═════ Records shown ═════

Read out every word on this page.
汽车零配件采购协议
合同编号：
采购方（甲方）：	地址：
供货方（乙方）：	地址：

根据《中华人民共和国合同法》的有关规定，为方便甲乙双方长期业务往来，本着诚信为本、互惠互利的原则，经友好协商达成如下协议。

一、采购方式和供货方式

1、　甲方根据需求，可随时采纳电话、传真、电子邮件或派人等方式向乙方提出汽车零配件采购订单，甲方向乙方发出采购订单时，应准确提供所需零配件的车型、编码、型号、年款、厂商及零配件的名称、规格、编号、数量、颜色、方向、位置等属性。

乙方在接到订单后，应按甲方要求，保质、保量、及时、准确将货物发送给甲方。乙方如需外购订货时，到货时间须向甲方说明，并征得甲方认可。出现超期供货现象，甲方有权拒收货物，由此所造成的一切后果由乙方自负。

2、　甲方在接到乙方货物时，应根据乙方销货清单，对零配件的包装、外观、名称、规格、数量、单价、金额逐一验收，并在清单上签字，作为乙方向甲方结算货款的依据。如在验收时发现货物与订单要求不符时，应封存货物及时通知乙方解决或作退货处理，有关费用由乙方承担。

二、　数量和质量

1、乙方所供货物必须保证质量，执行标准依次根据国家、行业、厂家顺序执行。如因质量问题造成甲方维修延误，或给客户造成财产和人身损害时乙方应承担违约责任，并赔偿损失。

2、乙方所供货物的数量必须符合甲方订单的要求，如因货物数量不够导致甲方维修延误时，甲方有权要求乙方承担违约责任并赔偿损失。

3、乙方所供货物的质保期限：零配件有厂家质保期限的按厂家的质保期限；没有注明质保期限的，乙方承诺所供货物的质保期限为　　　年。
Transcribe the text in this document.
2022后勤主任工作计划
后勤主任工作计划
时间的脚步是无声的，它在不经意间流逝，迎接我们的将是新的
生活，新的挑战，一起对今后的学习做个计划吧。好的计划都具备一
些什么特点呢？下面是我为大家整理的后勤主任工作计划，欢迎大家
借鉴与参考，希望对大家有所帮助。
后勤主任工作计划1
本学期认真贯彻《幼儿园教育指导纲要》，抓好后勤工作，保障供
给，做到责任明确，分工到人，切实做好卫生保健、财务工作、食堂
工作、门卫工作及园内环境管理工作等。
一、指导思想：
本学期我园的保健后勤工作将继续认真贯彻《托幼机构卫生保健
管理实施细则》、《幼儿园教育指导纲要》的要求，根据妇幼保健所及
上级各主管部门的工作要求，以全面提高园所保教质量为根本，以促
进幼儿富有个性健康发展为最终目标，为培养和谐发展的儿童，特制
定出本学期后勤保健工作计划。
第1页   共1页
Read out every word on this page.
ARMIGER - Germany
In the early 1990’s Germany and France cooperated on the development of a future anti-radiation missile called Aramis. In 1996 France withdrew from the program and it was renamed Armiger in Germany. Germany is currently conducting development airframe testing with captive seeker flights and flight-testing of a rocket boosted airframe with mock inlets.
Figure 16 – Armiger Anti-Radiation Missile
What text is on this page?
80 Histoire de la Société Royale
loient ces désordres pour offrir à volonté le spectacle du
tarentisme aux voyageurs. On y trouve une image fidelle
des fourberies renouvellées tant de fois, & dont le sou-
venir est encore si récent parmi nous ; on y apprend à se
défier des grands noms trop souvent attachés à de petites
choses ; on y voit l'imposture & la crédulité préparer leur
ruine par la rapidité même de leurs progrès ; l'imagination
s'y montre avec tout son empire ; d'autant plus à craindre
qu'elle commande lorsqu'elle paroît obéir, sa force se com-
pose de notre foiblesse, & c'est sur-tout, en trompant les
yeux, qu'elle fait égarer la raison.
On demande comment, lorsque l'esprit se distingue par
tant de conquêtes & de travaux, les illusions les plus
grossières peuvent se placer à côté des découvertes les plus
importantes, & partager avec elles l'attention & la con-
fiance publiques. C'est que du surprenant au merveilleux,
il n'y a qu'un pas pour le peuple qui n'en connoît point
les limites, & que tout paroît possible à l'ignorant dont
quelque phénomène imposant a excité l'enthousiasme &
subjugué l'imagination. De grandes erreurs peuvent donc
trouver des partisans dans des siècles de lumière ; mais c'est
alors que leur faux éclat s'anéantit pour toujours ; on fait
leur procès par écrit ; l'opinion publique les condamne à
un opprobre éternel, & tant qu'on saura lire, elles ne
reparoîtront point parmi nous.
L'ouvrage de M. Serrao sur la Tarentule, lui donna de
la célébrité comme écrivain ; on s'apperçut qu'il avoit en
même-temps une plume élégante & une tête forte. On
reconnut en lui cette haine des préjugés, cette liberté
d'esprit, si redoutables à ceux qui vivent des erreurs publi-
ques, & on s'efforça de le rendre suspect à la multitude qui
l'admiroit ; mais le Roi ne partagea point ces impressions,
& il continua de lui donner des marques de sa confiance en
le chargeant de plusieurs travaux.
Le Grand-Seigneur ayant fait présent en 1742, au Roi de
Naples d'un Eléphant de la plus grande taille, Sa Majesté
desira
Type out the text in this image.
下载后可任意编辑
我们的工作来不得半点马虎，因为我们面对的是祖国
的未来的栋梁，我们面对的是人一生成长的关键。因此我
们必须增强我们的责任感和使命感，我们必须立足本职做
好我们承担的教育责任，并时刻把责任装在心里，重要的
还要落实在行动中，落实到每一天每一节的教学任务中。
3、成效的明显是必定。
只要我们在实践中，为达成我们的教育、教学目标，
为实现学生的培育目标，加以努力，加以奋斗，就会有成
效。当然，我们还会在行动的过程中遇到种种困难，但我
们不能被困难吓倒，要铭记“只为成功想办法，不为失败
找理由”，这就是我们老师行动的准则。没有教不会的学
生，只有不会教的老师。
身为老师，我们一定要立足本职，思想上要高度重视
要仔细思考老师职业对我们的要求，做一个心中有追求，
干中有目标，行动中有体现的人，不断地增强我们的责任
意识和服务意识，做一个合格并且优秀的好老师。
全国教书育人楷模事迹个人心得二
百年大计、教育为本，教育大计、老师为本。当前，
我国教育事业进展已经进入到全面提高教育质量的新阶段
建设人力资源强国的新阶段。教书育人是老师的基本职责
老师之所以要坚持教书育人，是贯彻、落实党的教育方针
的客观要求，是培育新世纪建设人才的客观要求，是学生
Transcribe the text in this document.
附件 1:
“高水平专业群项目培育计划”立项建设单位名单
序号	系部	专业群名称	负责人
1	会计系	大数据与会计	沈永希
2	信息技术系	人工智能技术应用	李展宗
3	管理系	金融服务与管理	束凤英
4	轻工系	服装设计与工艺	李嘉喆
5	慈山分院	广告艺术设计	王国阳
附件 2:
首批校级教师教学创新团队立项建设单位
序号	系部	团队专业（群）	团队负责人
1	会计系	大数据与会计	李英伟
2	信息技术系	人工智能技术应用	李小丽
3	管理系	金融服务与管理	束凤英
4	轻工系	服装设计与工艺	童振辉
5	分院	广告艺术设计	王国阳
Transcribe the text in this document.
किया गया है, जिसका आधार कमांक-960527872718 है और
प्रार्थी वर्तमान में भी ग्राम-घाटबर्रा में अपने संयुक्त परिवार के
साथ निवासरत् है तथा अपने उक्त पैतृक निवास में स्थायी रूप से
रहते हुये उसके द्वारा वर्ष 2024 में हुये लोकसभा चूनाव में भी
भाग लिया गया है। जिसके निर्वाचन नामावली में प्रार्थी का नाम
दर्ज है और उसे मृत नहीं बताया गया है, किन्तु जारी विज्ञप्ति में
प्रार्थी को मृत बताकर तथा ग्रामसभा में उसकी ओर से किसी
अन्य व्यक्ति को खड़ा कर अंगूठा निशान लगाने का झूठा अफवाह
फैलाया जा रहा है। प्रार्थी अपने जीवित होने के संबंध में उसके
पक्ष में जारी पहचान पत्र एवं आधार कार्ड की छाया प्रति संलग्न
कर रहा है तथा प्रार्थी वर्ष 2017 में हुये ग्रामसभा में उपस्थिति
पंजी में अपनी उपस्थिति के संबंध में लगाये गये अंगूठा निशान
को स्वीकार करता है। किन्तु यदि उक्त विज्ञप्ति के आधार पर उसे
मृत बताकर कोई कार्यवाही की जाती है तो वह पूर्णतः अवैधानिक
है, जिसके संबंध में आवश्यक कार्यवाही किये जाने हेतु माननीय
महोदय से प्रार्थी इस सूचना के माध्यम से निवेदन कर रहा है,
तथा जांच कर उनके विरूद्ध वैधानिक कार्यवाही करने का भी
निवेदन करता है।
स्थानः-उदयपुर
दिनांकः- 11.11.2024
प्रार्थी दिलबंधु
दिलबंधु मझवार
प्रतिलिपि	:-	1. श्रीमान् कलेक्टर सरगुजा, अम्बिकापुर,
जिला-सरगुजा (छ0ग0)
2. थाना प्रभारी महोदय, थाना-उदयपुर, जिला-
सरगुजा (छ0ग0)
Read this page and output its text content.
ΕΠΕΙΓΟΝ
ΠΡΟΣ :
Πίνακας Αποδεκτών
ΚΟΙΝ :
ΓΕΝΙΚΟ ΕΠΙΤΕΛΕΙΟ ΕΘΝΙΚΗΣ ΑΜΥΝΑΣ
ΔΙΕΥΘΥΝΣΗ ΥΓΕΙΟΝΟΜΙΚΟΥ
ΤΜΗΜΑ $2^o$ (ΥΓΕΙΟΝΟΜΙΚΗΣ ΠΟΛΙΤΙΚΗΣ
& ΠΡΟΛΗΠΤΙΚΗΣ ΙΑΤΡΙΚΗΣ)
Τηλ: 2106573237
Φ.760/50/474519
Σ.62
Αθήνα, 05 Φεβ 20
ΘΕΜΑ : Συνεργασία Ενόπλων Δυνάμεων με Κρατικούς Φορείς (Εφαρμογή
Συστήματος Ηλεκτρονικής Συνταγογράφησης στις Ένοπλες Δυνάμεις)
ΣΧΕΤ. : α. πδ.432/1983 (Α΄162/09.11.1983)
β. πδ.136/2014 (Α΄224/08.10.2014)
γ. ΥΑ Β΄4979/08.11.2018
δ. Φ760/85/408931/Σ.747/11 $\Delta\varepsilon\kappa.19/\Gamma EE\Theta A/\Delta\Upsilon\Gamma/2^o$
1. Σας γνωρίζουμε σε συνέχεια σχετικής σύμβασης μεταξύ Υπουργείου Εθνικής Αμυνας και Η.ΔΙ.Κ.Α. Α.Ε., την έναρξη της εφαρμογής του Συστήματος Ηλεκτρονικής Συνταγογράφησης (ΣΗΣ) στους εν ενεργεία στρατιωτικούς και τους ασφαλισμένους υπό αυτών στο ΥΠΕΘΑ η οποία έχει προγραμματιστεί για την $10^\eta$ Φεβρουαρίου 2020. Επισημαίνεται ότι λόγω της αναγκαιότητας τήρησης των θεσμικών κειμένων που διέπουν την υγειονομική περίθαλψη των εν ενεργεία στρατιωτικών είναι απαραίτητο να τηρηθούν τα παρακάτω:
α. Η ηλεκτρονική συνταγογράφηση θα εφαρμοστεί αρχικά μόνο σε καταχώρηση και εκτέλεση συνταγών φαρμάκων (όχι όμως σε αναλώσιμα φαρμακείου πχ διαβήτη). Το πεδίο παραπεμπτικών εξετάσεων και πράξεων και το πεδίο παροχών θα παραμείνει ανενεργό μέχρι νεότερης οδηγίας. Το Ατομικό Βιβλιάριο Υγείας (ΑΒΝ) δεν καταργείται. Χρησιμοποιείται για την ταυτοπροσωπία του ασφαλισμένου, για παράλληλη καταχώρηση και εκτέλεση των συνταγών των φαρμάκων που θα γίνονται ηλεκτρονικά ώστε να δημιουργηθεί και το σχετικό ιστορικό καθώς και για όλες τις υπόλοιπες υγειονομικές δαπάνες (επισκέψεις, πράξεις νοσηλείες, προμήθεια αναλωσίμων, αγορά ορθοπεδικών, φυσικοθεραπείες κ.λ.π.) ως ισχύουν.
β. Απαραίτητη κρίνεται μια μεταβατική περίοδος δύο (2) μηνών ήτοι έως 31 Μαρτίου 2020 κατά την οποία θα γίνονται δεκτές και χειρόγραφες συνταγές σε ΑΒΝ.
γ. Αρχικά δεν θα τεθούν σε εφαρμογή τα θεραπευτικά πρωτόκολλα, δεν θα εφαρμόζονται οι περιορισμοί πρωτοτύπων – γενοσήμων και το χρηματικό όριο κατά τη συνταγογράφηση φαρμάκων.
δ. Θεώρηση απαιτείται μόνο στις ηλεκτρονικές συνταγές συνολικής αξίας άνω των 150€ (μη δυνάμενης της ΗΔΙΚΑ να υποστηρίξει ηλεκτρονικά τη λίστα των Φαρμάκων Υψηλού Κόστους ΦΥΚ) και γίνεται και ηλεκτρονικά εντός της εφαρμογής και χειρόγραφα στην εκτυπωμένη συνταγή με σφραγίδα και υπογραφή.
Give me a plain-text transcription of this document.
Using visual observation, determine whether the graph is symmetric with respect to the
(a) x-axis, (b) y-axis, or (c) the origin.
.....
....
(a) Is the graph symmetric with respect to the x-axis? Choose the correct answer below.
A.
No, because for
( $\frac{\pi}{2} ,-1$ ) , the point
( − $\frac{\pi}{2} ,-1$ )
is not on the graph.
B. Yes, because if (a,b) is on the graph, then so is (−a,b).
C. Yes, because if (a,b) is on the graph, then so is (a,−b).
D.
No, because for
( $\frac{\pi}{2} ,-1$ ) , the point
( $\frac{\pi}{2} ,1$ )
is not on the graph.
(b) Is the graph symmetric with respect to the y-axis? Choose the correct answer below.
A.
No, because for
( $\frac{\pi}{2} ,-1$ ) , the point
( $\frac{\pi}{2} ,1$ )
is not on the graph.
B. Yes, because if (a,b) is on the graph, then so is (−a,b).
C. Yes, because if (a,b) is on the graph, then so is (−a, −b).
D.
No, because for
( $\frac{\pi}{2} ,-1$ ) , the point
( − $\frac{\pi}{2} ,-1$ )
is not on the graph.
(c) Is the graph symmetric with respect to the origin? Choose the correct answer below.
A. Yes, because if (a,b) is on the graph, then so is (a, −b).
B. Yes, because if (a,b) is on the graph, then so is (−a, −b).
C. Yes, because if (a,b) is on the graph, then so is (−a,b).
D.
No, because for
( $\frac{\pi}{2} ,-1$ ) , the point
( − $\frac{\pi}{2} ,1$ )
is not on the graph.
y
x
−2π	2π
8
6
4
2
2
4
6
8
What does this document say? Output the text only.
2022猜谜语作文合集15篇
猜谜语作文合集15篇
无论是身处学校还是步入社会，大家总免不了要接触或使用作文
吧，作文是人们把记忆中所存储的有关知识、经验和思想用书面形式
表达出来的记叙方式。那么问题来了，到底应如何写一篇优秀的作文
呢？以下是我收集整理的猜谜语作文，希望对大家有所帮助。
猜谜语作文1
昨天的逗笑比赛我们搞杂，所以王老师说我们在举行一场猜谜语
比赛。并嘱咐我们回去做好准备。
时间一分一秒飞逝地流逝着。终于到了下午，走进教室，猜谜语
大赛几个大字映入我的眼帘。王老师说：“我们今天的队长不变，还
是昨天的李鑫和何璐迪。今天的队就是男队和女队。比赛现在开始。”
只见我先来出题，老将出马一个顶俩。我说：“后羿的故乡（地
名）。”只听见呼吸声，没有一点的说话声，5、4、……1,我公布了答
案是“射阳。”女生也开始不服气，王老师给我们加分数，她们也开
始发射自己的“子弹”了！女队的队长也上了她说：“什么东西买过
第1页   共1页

═════

Problem to solve:
Write out once more the lines above beginning at the line with "What does this"; continue through the final line and stop there.

Full output:
What does this document say? Output the text only.
2022猜谜语作文合集15篇
猜谜语作文合集15篇
无论是身处学校还是步入社会，大家总免不了要接触或使用作文
吧，作文是人们把记忆中所存储的有关知识、经验和思想用书面形式
表达出来的记叙方式。那么问题来了，到底应如何写一篇优秀的作文
呢？以下是我收集整理的猜谜语作文，希望对大家有所帮助。
猜谜语作文1
昨天的逗笑比赛我们搞杂，所以王老师说我们在举行一场猜谜语
比赛。并嘱咐我们回去做好准备。
时间一分一秒飞逝地流逝着。终于到了下午，走进教室，猜谜语
大赛几个大字映入我的眼帘。王老师说：“我们今天的队长不变，还
是昨天的李鑫和何璐迪。今天的队就是男队和女队。比赛现在开始。”
只见我先来出题，老将出马一个顶俩。我说：“后羿的故乡（地
名）。”只听见呼吸声，没有一点的说话声，5、4、……1,我公布了答
案是“射阳。”女生也开始不服气，王老师给我们加分数，她们也开
始发射自己的“子弹”了！女队的队长也上了她说：“什么东西买过
第1页   共1页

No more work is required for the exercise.